__STATED TASK__:
Every line below that contains "Deine" is to be copied.

┄┄┄┄┄┄┄┄┄┄┄┄┄┄┄┄┄┄┄┄

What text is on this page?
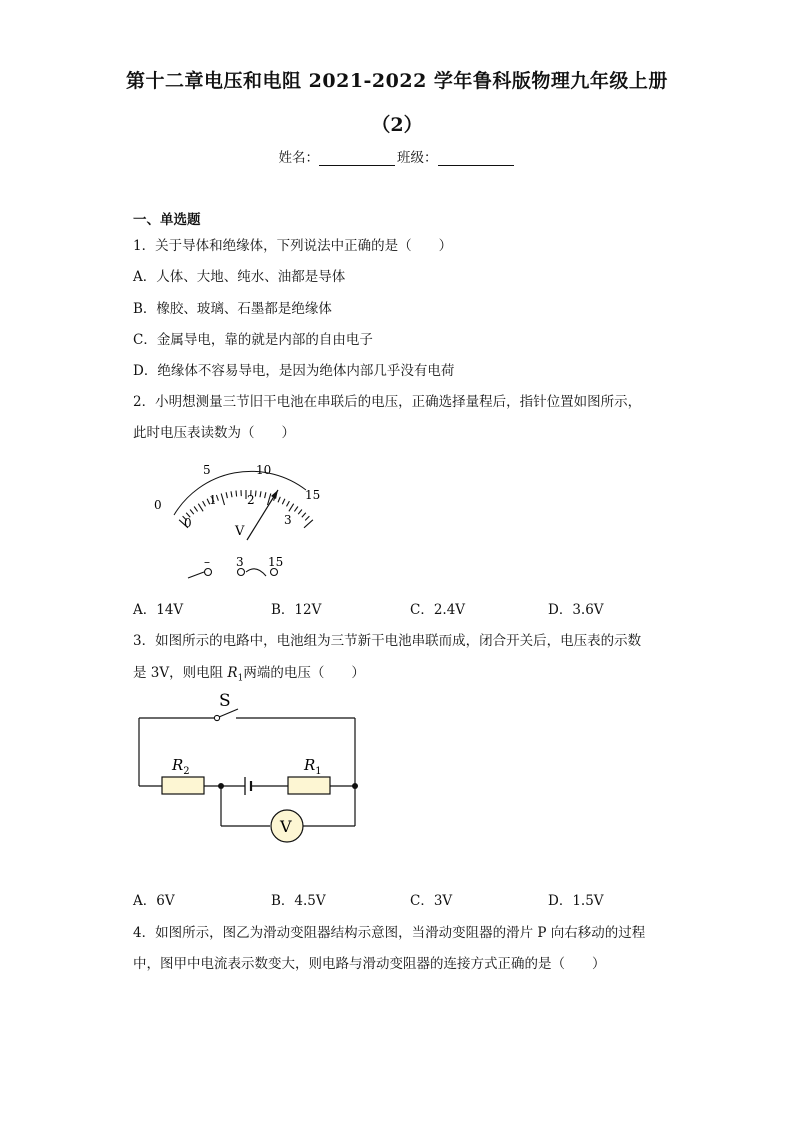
第十二章电压和电阻 2021-2022 学年鲁科版物理九年级上册
（2）
姓名：	班级：
一、单选题
1．关于导体和绝缘体，下列说法中正确的是（　　）
A．人体、大地、纯水、油都是导体
B．橡胶、玻璃、石墨都是绝缘体
C．金属导电，靠的就是内部的自由电子
D．绝缘体不容易导电，是因为绝体内部几乎没有电荷
2．小明想测量三节旧干电池在串联后的电压，正确选择量程后，指针位置如图所示，
此时电压表读数为（　　）
0
5	10
15
0
1	2
3
V
– 3 15
A．14V	B．12V	C．2.4V	D．3.6V
3．如图所示的电路中，电池组为三节新干电池串联而成，闭合开关后，电压表的示数
是 3V，则电阻 $R_1$两端的电压（　　）
S
$R_2$	$R_1$
V
A．6V	B．4.5V	C．3V	D．1.5V
4．如图所示，图乙为滑动变阻器结构示意图，当滑动变阻器的滑片 P 向右移动的过程
中，图甲中电流表示数变大，则电路与滑动变阻器的连接方式正确的是（　　）
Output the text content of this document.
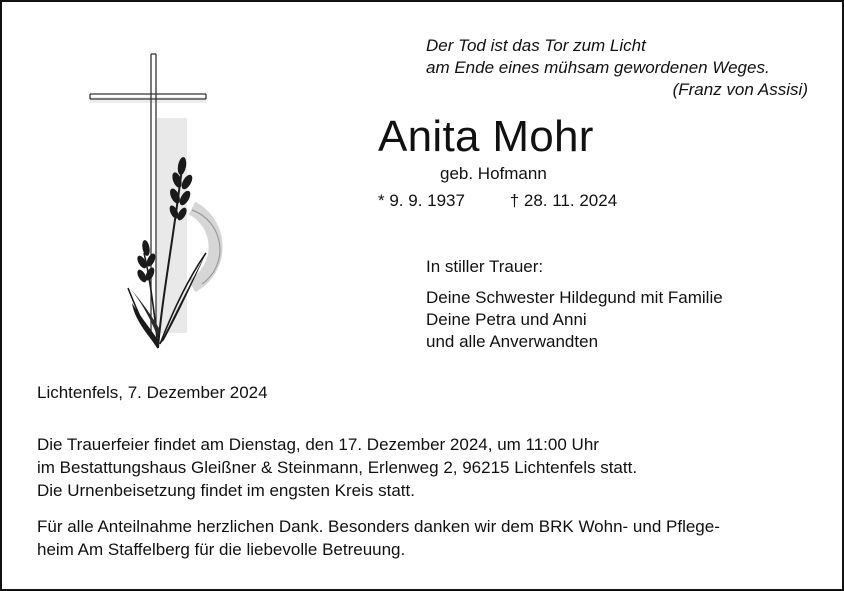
Der Tod ist das Tor zum Licht
am Ende eines mühsam gewordenen Weges.
(Franz von Assisi)
Anita Mohr
geb. Hofmann
* 9. 9. 1937	† 28. 11. 2024
In stiller Trauer:
Deine Schwester Hildegund mit Familie
Deine Petra und Anni
und alle Anverwandten
Lichtenfels, 7. Dezember 2024
Die Trauerfeier findet am Dienstag, den 17. Dezember 2024, um 11:00 Uhr
im Bestattungshaus Gleißner & Steinmann, Erlenweg 2, 96215 Lichtenfels statt.
Die Urnenbeisetzung findet im engsten Kreis statt.
Für alle Anteilnahme herzlichen Dank. Besonders danken wir dem BRK Wohn- und Pflege-
heim Am Staffelberg für die liebevolle Betreuung.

┄┄┄┄┄┄┄┄┄┄┄┄┄┄┄┄┄┄┄┄

__THE REPLY__:
Deine Schwester Hildegund mit Familie
Deine Petra und Anni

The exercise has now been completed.